> _AIM_
Where a line holds the string "可以显著提高企业的资源获取能力和配置能力", return that line.

[BEGIN PROVIDED DATA]

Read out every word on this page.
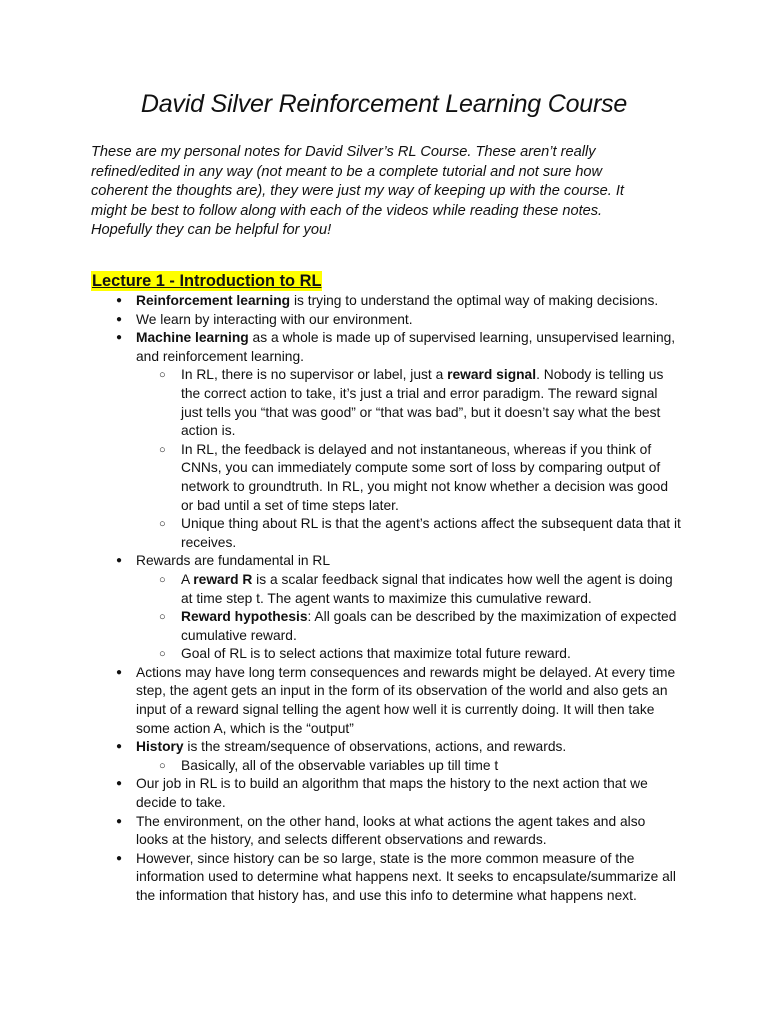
David Silver Reinforcement Learning Course
These are my personal notes for David Silver’s RL Course. These aren’t really refined/edited in any way (not meant to be a complete tutorial and not sure how coherent the thoughts are), they were just my way of keeping up with the course. It might be best to follow along with each of the videos while reading these notes. Hopefully they can be helpful for you!
Lecture 1 - Introduction to RL
● Reinforcement learning is trying to understand the optimal way of making decisions.
● We learn by interacting with our environment.
● Machine learning as a whole is made up of supervised learning, unsupervised learning, and reinforcement learning.
○ In RL, there is no supervisor or label, just a reward signal. Nobody is telling us the correct action to take, it’s just a trial and error paradigm. The reward signal just tells you “that was good” or “that was bad”, but it doesn’t say what the best action is.
○ In RL, the feedback is delayed and not instantaneous, whereas if you think of CNNs, you can immediately compute some sort of loss by comparing output of network to groundtruth. In RL, you might not know whether a decision was good or bad until a set of time steps later.
○ Unique thing about RL is that the agent’s actions affect the subsequent data that it receives.
● Rewards are fundamental in RL
○ A reward R is a scalar feedback signal that indicates how well the agent is doing at time step t. The agent wants to maximize this cumulative reward.
○ Reward hypothesis: All goals can be described by the maximization of expected cumulative reward.
○ Goal of RL is to select actions that maximize total future reward.
● Actions may have long term consequences and rewards might be delayed. At every time step, the agent gets an input in the form of its observation of the world and also gets an input of a reward signal telling the agent how well it is currently doing. It will then take some action A, which is the “output”
● History is the stream/sequence of observations, actions, and rewards.
○ Basically, all of the observable variables up till time t
● Our job in RL is to build an algorithm that maps the history to the next action that we decide to take.
● The environment, on the other hand, looks at what actions the agent takes and also looks at the history, and selects different observations and rewards.
● However, since history can be so large, state is the more common measure of the information used to determine what happens next. It seeks to encapsulate/summarize all the information that history has, and use this info to determine what happens next.
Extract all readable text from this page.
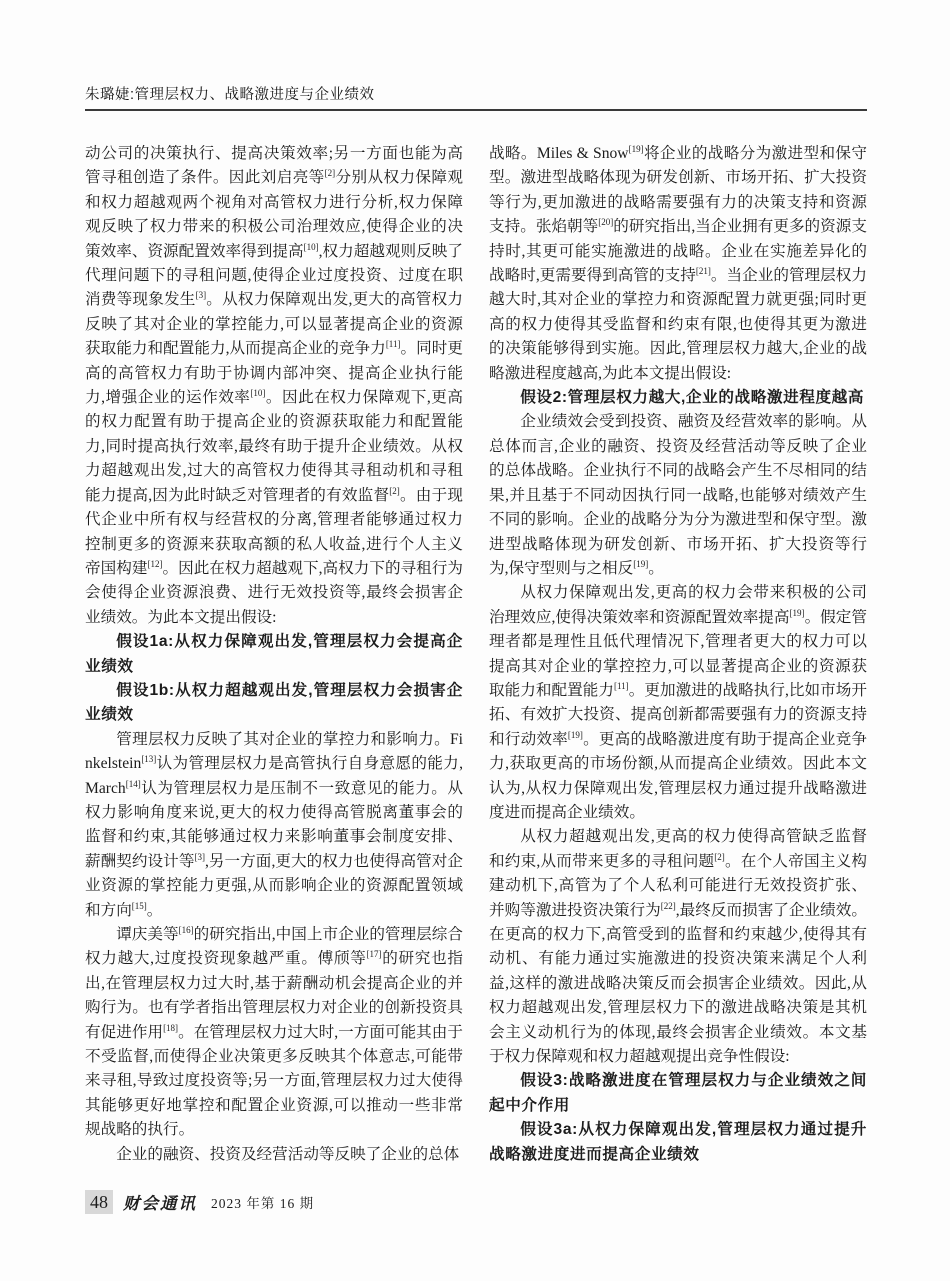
朱璐婕:管理层权力、战略激进度与企业绩效

动公司的决策执行、提高决策效率;另一方面也能为高管寻租创造了条件。因此刘启亮等[2]分别从权力保障观和权力超越观两个视角对高管权力进行分析,权力保障观反映了权力带来的积极公司治理效应,使得企业的决策效率、资源配置效率得到提高[10],权力超越观则反映了代理问题下的寻租问题,使得企业过度投资、过度在职消费等现象发生[3]。从权力保障观出发,更大的高管权力反映了其对企业的掌控能力,可以显著提高企业的资源获取能力和配置能力,从而提高企业的竞争力[11]。同时更高的高管权力有助于协调内部冲突、提高企业执行能力,增强企业的运作效率[10]。因此在权力保障观下,更高的权力配置有助于提高企业的资源获取能力和配置能力,同时提高执行效率,最终有助于提升企业绩效。从权力超越观出发,过大的高管权力使得其寻租动机和寻租能力提高,因为此时缺乏对管理者的有效监督[2]。由于现代企业中所有权与经营权的分离,管理者能够通过权力控制更多的资源来获取高额的私人收益,进行个人主义帝国构建[12]。因此在权力超越观下,高权力下的寻租行为会使得企业资源浪费、进行无效投资等,最终会损害企业绩效。为此本文提出假设:

假设1a:从权力保障观出发,管理层权力会提高企业绩效

假设1b:从权力超越观出发,管理层权力会损害企业绩效

管理层权力反映了其对企业的掌控力和影响力。Finkelstein[13]认为管理层权力是高管执行自身意愿的能力,March[14]认为管理层权力是压制不一致意见的能力。从权力影响角度来说,更大的权力使得高管脱离董事会的监督和约束,其能够通过权力来影响董事会制度安排、薪酬契约设计等[3],另一方面,更大的权力也使得高管对企业资源的掌控能力更强,从而影响企业的资源配置领域和方向[15]。

谭庆美等[16]的研究指出,中国上市企业的管理层综合权力越大,过度投资现象越严重。傅颀等[17]的研究也指出,在管理层权力过大时,基于薪酬动机会提高企业的并购行为。也有学者指出管理层权力对企业的创新投资具有促进作用[18]。在管理层权力过大时,一方面可能其由于不受监督,而使得企业决策更多反映其个体意志,可能带来寻租,导致过度投资等;另一方面,管理层权力过大使得其能够更好地掌控和配置企业资源,可以推动一些非常规战略的执行。

企业的融资、投资及经营活动等反映了企业的总体

战略。Miles & Snow[19]将企业的战略分为激进型和保守型。激进型战略体现为研发创新、市场开拓、扩大投资等行为,更加激进的战略需要强有力的决策支持和资源支持。张焰朝等[20]的研究指出,当企业拥有更多的资源支持时,其更可能实施激进的战略。企业在实施差异化的战略时,更需要得到高管的支持[21]。当企业的管理层权力越大时,其对企业的掌控力和资源配置力就更强;同时更高的权力使得其受监督和约束有限,也使得其更为激进的决策能够得到实施。因此,管理层权力越大,企业的战略激进程度越高,为此本文提出假设:

假设2:管理层权力越大,企业的战略激进程度越高

企业绩效会受到投资、融资及经营效率的影响。从总体而言,企业的融资、投资及经营活动等反映了企业的总体战略。企业执行不同的战略会产生不尽相同的结果,并且基于不同动因执行同一战略,也能够对绩效产生不同的影响。企业的战略分为分为激进型和保守型。激进型战略体现为研发创新、市场开拓、扩大投资等行为,保守型则与之相反[19]。

从权力保障观出发,更高的权力会带来积极的公司治理效应,使得决策效率和资源配置效率提高[19]。假定管理者都是理性且低代理情况下,管理者更大的权力可以提高其对企业的掌控控力,可以显著提高企业的资源获取能力和配置能力[11]。更加激进的战略执行,比如市场开拓、有效扩大投资、提高创新都需要强有力的资源支持和行动效率[19]。更高的战略激进度有助于提高企业竞争力,获取更高的市场份额,从而提高企业绩效。因此本文认为,从权力保障观出发,管理层权力通过提升战略激进度进而提高企业绩效。

从权力超越观出发,更高的权力使得高管缺乏监督和约束,从而带来更多的寻租问题[2]。在个人帝国主义构建动机下,高管为了个人私利可能进行无效投资扩张、并购等激进投资决策行为[22],最终反而损害了企业绩效。在更高的权力下,高管受到的监督和约束越少,使得其有动机、有能力通过实施激进的投资决策来满足个人利益,这样的激进战略决策反而会损害企业绩效。因此,从权力超越观出发,管理层权力下的激进战略决策是其机会主义动机行为的体现,最终会损害企业绩效。本文基于权力保障观和权力超越观提出竞争性假设:

假设3:战略激进度在管理层权力与企业绩效之间起中介作用

假设3a:从权力保障观出发,管理层权力通过提升战略激进度进而提高企业绩效

48 财会通讯 2023 年第 16 期
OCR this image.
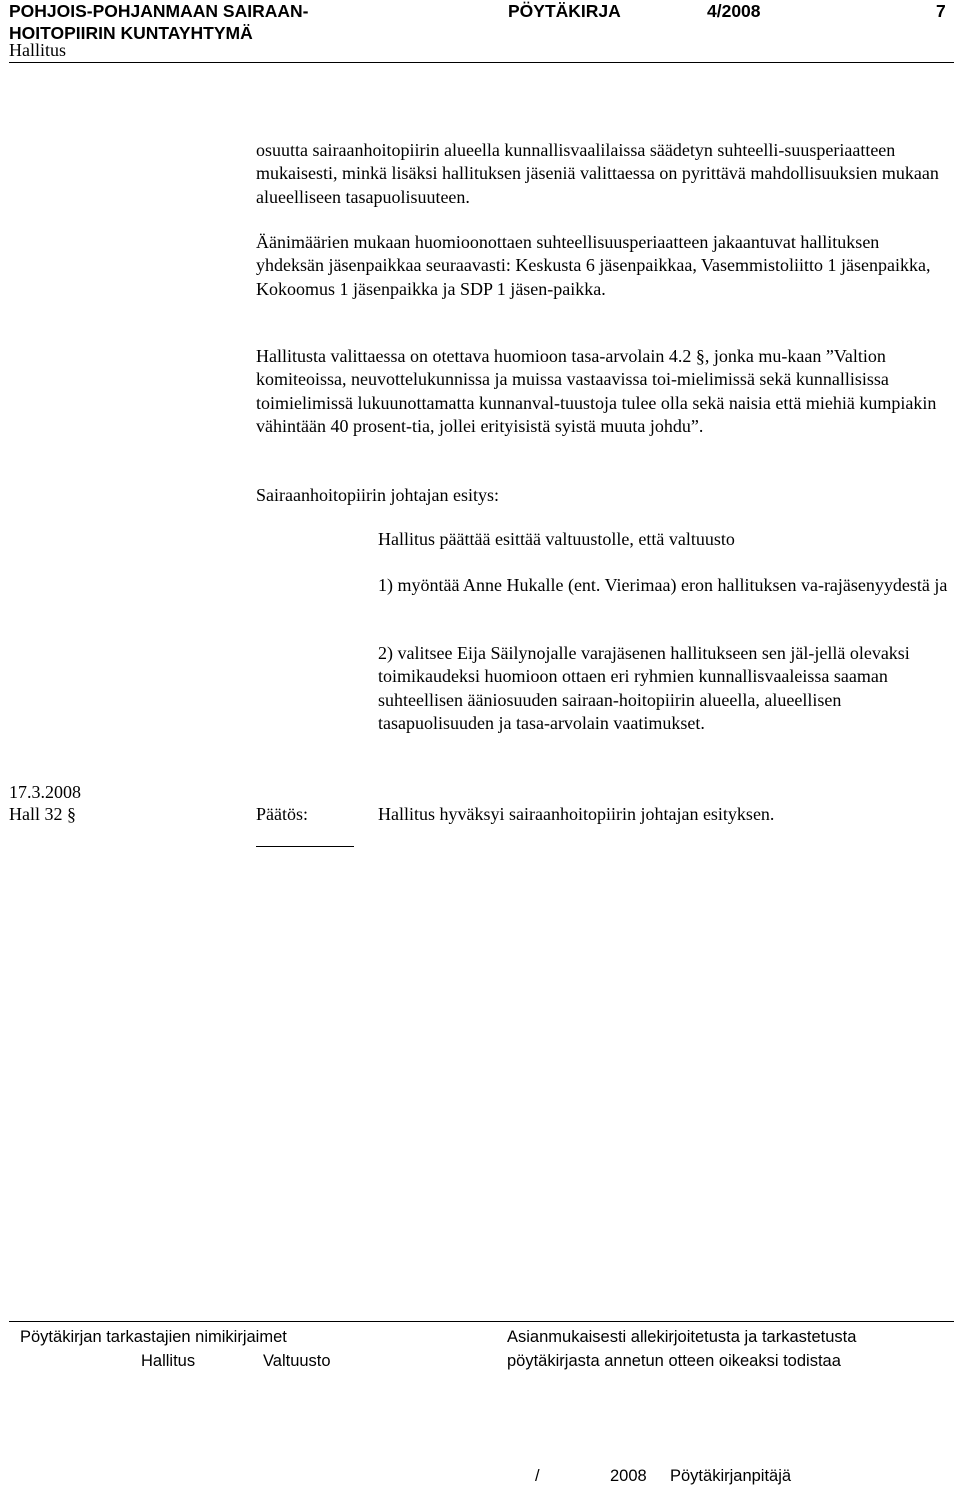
POHJOIS-POHJANMAAN SAIRAAN-HOITOPIIRIN KUNTAYHTYMÄ
PÖYTÄKIRJA	4/2008	7
Hallitus

osuutta sairaanhoitopiirin alueella kunnallisvaalilaissa säädetyn suhteelli-suusperiaatteen mukaisesti, minkä lisäksi hallituksen jäseniä valittaessa on pyrittävä mahdollisuuksien mukaan alueelliseen tasapuolisuuteen.

Äänimäärien mukaan huomioonottaen suhteellisuusperiaatteen jakaantuvat hallituksen yhdeksän jäsenpaikkaa seuraavasti: Keskusta 6 jäsenpaikkaa, Vasemmistoliitto 1 jäsenpaikka, Kokoomus 1 jäsenpaikka ja SDP 1 jäsen-paikka.

Hallitusta valittaessa on otettava huomioon tasa-arvolain 4.2 §, jonka mu-kaan ”Valtion komiteoissa, neuvottelukunnissa ja muissa vastaavissa toi-mielimissä sekä kunnallisissa toimielimissä lukuunottamatta kunnanval-tuustoja tulee olla sekä naisia että miehiä kumpiakin vähintään 40 prosent-tia, jollei erityisistä syistä muuta johdu”.

Sairaanhoitopiirin johtajan esitys:

Hallitus päättää esittää valtuustolle, että valtuusto

1) myöntää Anne Hukalle (ent. Vierimaa) eron hallituksen va-rajäsenyydestä ja

2) valitsee Eija Säilynojalle varajäsenen hallitukseen sen jäl-jellä olevaksi toimikaudeksi huomioon ottaen eri ryhmien kunnallisvaaleissa saaman suhteellisen ääniosuuden sairaan-hoitopiirin alueella, alueellisen tasapuolisuuden ja tasa-arvolain vaatimukset.

17.3.2008
Hall 32 §	Päätös:	Hallitus hyväksyi sairaanhoitopiirin johtajan esityksen.
Pöytäkirjan tarkastajien nimikirjaimet
Hallitus	Valtuusto
Asianmukaisesti allekirjoitetusta ja tarkastetusta
pöytäkirjasta annetun otteen oikeaksi todistaa
/	2008 Pöytäkirjanpitäjä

[END PROVIDED DATA]

> _REPLY_
动公司的决策执行、提高决策效率;另一方面也能为高管寻租创造了条件。因此刘启亮等[2]分别从权力保障观和权力超越观两个视角对高管权力进行分析,权力保障观反映了权力带来的积极公司治理效应,使得企业的决策效率、资源配置效率得到提高[10],权力超越观则反映了代理问题下的寻租问题,使得企业过度投资、过度在职消费等现象发生[3]。从权力保障观出发,更大的高管权力反映了其对企业的掌控能力,可以显著提高企业的资源获取能力和配置能力,从而提高企业的竞争力[11]。同时更高的高管权力有助于协调内部冲突、提高企业执行能力,增强企业的运作效率[10]。因此在权力保障观下,更高的权力配置有助于提高企业的资源获取能力和配置能力,同时提高执行效率,最终有助于提升企业绩效。从权力超越观出发,过大的高管权力使得其寻租动机和寻租能力提高,因为此时缺乏对管理者的有效监督[2]。由于现代企业中所有权与经营权的分离,管理者能够通过权力控制更多的资源来获取高额的私人收益,进行个人主义帝国构建[12]。因此在权力超越观下,高权力下的寻租行为会使得企业资源浪费、进行无效投资等,最终会损害企业绩效。为此本文提出假设:
从权力保障观出发,更高的权力会带来积极的公司治理效应,使得决策效率和资源配置效率提高[19]。假定管理者都是理性且低代理情况下,管理者更大的权力可以提高其对企业的掌控控力,可以显著提高企业的资源获取能力和配置能力[11]。更加激进的战略执行,比如市场开拓、有效扩大投资、提高创新都需要强有力的资源支持和行动效率[19]。更高的战略激进度有助于提高企业竞争力,获取更高的市场份额,从而提高企业绩效。因此本文认为,从权力保障观出发,管理层权力通过提升战略激进度进而提高企业绩效。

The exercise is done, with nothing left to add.